Directions.
Write out the material exactly, without any of its pictures.

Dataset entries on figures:
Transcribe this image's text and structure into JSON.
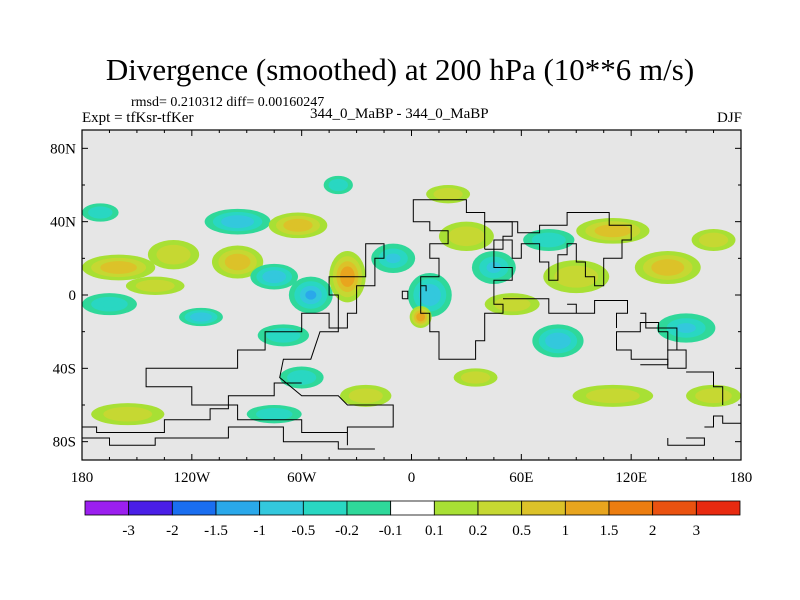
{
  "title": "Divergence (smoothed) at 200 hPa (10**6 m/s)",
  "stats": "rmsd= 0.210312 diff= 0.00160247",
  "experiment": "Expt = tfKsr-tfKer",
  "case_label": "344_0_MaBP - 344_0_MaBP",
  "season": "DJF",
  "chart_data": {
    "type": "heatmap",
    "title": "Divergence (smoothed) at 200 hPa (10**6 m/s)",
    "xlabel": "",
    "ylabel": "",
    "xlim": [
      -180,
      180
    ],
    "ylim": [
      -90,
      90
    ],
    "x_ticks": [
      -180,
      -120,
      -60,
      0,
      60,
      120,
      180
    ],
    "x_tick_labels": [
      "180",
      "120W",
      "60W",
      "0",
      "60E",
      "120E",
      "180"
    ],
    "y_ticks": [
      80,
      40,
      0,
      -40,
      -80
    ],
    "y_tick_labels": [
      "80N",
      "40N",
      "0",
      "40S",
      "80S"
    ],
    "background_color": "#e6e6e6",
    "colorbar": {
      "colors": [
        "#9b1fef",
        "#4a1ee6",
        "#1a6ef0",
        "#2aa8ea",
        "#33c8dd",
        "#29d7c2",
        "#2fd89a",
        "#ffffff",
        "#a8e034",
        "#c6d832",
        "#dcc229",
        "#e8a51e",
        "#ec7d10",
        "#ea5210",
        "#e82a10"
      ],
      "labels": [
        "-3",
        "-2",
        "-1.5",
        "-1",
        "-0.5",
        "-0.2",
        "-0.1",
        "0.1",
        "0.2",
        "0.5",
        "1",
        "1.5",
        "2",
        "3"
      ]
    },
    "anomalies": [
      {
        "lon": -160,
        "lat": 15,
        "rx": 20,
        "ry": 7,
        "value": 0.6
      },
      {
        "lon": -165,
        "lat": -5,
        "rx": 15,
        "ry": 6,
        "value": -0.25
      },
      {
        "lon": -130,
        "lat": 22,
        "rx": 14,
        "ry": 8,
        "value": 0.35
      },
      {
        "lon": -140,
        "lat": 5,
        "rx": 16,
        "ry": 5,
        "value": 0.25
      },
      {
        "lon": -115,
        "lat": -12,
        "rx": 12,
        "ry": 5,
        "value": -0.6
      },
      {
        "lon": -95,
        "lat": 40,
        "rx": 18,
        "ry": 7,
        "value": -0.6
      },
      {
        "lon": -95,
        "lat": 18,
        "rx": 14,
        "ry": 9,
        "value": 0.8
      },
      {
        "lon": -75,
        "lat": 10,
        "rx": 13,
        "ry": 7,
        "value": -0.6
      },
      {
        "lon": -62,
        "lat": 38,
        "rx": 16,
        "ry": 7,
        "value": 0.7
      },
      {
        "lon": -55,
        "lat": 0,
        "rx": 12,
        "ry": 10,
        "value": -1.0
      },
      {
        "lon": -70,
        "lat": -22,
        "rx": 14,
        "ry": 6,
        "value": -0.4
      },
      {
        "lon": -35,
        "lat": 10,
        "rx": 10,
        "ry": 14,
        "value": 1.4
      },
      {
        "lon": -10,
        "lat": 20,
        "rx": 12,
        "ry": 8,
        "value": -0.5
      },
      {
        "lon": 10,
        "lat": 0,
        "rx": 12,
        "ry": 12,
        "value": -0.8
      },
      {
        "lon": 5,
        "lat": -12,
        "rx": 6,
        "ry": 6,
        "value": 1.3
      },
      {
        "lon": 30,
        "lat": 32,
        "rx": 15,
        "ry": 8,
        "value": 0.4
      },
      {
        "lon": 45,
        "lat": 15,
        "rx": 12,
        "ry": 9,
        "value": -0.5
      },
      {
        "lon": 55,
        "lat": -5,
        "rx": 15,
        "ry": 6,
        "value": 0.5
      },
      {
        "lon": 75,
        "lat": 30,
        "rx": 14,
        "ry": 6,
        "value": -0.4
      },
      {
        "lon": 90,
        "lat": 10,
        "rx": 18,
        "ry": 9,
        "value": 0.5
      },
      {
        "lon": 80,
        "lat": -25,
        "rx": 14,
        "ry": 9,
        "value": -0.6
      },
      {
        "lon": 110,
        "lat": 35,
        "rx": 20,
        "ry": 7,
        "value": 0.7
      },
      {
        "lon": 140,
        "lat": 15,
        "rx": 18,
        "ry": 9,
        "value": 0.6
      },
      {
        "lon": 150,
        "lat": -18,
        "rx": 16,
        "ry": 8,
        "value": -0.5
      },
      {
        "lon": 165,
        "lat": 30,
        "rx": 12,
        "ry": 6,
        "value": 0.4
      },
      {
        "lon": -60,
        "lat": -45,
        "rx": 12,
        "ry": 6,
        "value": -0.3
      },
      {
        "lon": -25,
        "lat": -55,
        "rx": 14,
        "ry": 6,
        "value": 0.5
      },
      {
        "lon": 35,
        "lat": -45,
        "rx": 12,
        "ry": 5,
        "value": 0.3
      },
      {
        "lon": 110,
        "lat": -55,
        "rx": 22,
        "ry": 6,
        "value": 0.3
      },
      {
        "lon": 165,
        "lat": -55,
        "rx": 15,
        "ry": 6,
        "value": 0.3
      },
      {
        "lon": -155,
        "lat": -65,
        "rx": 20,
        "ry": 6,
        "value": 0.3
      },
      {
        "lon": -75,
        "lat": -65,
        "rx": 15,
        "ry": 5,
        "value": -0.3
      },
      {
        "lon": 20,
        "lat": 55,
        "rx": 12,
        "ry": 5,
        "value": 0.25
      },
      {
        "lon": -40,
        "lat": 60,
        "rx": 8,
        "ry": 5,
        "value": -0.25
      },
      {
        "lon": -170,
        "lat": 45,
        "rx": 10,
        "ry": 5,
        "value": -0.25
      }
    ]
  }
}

Exercise result.
Transcribe this image's text and structure into JSON.
{
  "title": "Divergence (smoothed) at 200 hPa (10**6 m/s)",
  "stats": "rmsd= 0.210312 diff= 0.00160247",
  "experiment": "Expt = tfKsr-tfKer",
  "case_label": "344_0_MaBP - 344_0_MaBP",
  "season": "DJF",
  "chart_data": {
    "type": "heatmap",
    "title": "Divergence (smoothed) at 200 hPa (10**6 m/s)",
    "xlabel": "",
    "ylabel": "",
    "xlim": [
      -180,
      180
    ],
    "ylim": [
      -90,
      90
    ],
    "x_ticks": [
      -180,
      -120,
      -60,
      0,
      60,
      120,
      180
    ],
    "x_tick_labels": [
      "180",
      "120W",
      "60W",
      "0",
      "60E",
      "120E",
      "180"
    ],
    "y_ticks": [
      80,
      40,
      0,
      -40,
      -80
    ],
    "y_tick_labels": [
      "80N",
      "40N",
      "0",
      "40S",
      "80S"
    ],
    "background_color": "#e6e6e6",
    "colorbar": {
      "colors": [
        "#9b1fef",
        "#4a1ee6",
        "#1a6ef0",
        "#2aa8ea",
        "#33c8dd",
        "#29d7c2",
        "#2fd89a",
        "#ffffff",
        "#a8e034",
        "#c6d832",
        "#dcc229",
        "#e8a51e",
        "#ec7d10",
        "#ea5210",
        "#e82a10"
      ],
      "labels": [
        "-3",
        "-2",
        "-1.5",
        "-1",
        "-0.5",
        "-0.2",
        "-0.1",
        "0.1",
        "0.2",
        "0.5",
        "1",
        "1.5",
        "2",
        "3"
      ]
    },
    "anomalies": [
      {
        "lon": -160,
        "lat": 15,
        "rx": 20,
        "ry": 7,
        "value": 0.6
      },
      {
        "lon": -165,
        "lat": -5,
        "rx": 15,
        "ry": 6,
        "value": -0.25
      },
      {
        "lon": -130,
        "lat": 22,
        "rx": 14,
        "ry": 8,
        "value": 0.35
      },
      {
        "lon": -140,
        "lat": 5,
        "rx": 16,
        "ry": 5,
        "value": 0.25
      },
      {
        "lon": -115,
        "lat": -12,
        "rx": 12,
        "ry": 5,
        "value": -0.6
      },
      {
        "lon": -95,
        "lat": 40,
        "rx": 18,
        "ry": 7,
        "value": -0.6
      },
      {
        "lon": -95,
        "lat": 18,
        "rx": 14,
        "ry": 9,
        "value": 0.8
      },
      {
        "lon": -75,
        "lat": 10,
        "rx": 13,
        "ry": 7,
        "value": -0.6
      },
      {
        "lon": -62,
        "lat": 38,
        "rx": 16,
        "ry": 7,
        "value": 0.7
      },
      {
        "lon": -55,
        "lat": 0,
        "rx": 12,
        "ry": 10,
        "value": -1.0
      },
      {
        "lon": -70,
        "lat": -22,
        "rx": 14,
        "ry": 6,
        "value": -0.4
      },
      {
        "lon": -35,
        "lat": 10,
        "rx": 10,
        "ry": 14,
        "value": 1.4
      },
      {
        "lon": -10,
        "lat": 20,
        "rx": 12,
        "ry": 8,
        "value": -0.5
      },
      {
        "lon": 10,
        "lat": 0,
        "rx": 12,
        "ry": 12,
        "value": -0.8
      },
      {
        "lon": 5,
        "lat": -12,
        "rx": 6,
        "ry": 6,
        "value": 1.3
      },
      {
        "lon": 30,
        "lat": 32,
        "rx": 15,
        "ry": 8,
        "value": 0.4
      },
      {
        "lon": 45,
        "lat": 15,
        "rx": 12,
        "ry": 9,
        "value": -0.5
      },
      {
        "lon": 55,
        "lat": -5,
        "rx": 15,
        "ry": 6,
        "value": 0.5
      },
      {
        "lon": 75,
        "lat": 30,
        "rx": 14,
        "ry": 6,
        "value": -0.4
      },
      {
        "lon": 90,
        "lat": 10,
        "rx": 18,
        "ry": 9,
        "value": 0.5
      },
      {
        "lon": 80,
        "lat": -25,
        "rx": 14,
        "ry": 9,
        "value": -0.6
      },
      {
        "lon": 110,
        "lat": 35,
        "rx": 20,
        "ry": 7,
        "value": 0.7
      },
      {
        "lon": 140,
        "lat": 15,
        "rx": 18,
        "ry": 9,
        "value": 0.6
      },
      {
        "lon": 150,
        "lat": -18,
        "rx": 16,
        "ry": 8,
        "value": -0.5
      },
      {
        "lon": 165,
        "lat": 30,
        "rx": 12,
        "ry": 6,
        "value": 0.4
      },
      {
        "lon": -60,
        "lat": -45,
        "rx": 12,
        "ry": 6,
        "value": -0.3
      },
      {
        "lon": -25,
        "lat": -55,
        "rx": 14,
        "ry": 6,
        "value": 0.5
      },
      {
        "lon": 35,
        "lat": -45,
        "rx": 12,
        "ry": 5,
        "value": 0.3
      },
      {
        "lon": 110,
        "lat": -55,
        "rx": 22,
        "ry": 6,
        "value": 0.3
      },
      {
        "lon": 165,
        "lat": -55,
        "rx": 15,
        "ry": 6,
        "value": 0.3
      },
      {
        "lon": -155,
        "lat": -65,
        "rx": 20,
        "ry": 6,
        "value": 0.3
      },
      {
        "lon": -75,
        "lat": -65,
        "rx": 15,
        "ry": 5,
        "value": -0.3
      },
      {
        "lon": 20,
        "lat": 55,
        "rx": 12,
        "ry": 5,
        "value": 0.25
      },
      {
        "lon": -40,
        "lat": 60,
        "rx": 8,
        "ry": 5,
        "value": -0.25
      },
      {
        "lon": -170,
        "lat": 45,
        "rx": 10,
        "ry": 5,
        "value": -0.25
      }
    ]
  }
}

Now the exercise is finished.